■ **Directive**
Copy down all of the data underneath, exactly as shown.

■ **Data excerpts**

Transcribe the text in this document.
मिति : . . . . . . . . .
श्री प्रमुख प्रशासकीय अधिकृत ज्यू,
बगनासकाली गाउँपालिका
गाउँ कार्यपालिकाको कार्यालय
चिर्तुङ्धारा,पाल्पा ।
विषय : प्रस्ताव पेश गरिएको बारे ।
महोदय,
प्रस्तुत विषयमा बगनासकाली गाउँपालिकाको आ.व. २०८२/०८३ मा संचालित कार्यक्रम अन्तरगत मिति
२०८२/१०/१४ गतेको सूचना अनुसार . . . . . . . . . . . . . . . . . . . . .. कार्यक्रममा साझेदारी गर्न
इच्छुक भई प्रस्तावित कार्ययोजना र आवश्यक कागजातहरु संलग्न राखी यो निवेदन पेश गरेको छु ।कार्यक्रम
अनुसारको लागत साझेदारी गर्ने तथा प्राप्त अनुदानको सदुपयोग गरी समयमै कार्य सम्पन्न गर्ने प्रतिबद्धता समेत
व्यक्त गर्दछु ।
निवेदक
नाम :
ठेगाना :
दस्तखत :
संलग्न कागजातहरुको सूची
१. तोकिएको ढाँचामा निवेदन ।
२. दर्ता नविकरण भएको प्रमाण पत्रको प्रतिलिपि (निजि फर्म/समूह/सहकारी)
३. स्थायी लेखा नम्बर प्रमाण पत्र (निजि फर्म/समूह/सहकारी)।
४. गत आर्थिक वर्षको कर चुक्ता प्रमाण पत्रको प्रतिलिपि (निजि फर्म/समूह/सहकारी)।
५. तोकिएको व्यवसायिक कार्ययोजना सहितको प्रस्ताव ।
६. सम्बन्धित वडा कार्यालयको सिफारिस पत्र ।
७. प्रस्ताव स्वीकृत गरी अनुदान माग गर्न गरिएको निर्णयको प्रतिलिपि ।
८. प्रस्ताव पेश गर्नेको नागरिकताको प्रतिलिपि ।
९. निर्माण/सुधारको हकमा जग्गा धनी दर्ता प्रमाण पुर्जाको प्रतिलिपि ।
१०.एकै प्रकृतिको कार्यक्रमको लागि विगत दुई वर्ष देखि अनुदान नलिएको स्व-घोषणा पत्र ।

■ **Correct answer**
Transcribe the text in this document.
मिति : . . . . . . . . .
श्री प्रमुख प्रशासकीय अधिकृत ज्यू,
बगनासकाली गाउँपालिका
गाउँ कार्यपालिकाको कार्यालय
चिर्तुङ्धारा,पाल्पा ।
विषय : प्रस्ताव पेश गरिएको बारे ।
महोदय,
प्रस्तुत विषयमा बगनासकाली गाउँपालिकाको आ.व. २०८२/०८३ मा संचालित कार्यक्रम अन्तरगत मिति
२०८२/१०/१४ गतेको सूचना अनुसार . . . . . . . . . . . . . . . . . . . . .. कार्यक्रममा साझेदारी गर्न
इच्छुक भई प्रस्तावित कार्ययोजना र आवश्यक कागजातहरु संलग्न राखी यो निवेदन पेश गरेको छु ।कार्यक्रम
अनुसारको लागत साझेदारी गर्ने तथा प्राप्त अनुदानको सदुपयोग गरी समयमै कार्य सम्पन्न गर्ने प्रतिबद्धता समेत
व्यक्त गर्दछु ।
निवेदक
नाम :
ठेगाना :
दस्तखत :
संलग्न कागजातहरुको सूची
१. तोकिएको ढाँचामा निवेदन ।
२. दर्ता नविकरण भएको प्रमाण पत्रको प्रतिलिपि (निजि फर्म/समूह/सहकारी)
३. स्थायी लेखा नम्बर प्रमाण पत्र (निजि फर्म/समूह/सहकारी)।
४. गत आर्थिक वर्षको कर चुक्ता प्रमाण पत्रको प्रतिलिपि (निजि फर्म/समूह/सहकारी)।
५. तोकिएको व्यवसायिक कार्ययोजना सहितको प्रस्ताव ।
६. सम्बन्धित वडा कार्यालयको सिफारिस पत्र ।
७. प्रस्ताव स्वीकृत गरी अनुदान माग गर्न गरिएको निर्णयको प्रतिलिपि ।
८. प्रस्ताव पेश गर्नेको नागरिकताको प्रतिलिपि ।
९. निर्माण/सुधारको हकमा जग्गा धनी दर्ता प्रमाण पुर्जाको प्रतिलिपि ।
१०.एकै प्रकृतिको कार्यक्रमको लागि विगत दुई वर्ष देखि अनुदान नलिएको स्व-घोषणा पत्र ।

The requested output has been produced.